-- Exercise instructions --
Gather up all lines that carry the word "JSON".

start Task data

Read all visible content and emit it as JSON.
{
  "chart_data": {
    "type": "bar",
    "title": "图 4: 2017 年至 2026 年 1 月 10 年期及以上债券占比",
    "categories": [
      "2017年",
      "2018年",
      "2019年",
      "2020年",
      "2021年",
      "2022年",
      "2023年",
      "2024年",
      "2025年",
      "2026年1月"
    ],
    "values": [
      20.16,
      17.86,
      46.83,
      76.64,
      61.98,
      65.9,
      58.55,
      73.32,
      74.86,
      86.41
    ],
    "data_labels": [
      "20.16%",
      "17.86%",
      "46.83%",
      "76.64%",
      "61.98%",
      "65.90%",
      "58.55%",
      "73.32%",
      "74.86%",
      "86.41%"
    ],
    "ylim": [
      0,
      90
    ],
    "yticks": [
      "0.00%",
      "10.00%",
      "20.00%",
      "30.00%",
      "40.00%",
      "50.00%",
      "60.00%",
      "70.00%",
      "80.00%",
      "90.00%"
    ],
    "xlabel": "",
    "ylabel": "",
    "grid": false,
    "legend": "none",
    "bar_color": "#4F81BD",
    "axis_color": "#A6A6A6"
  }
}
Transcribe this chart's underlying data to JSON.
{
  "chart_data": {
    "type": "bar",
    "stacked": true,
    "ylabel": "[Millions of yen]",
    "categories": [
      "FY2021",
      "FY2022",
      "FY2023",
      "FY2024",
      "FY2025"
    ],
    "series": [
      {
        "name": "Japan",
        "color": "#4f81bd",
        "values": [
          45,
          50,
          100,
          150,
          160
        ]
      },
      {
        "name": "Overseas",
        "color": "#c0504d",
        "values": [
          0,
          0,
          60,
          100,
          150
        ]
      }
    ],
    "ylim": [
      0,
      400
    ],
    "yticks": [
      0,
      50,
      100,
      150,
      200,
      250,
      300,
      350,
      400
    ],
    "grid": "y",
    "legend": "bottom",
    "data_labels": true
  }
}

end Task data

-- In response --
Read all visible content and emit it as JSON.
Transcribe this chart's underlying data to JSON.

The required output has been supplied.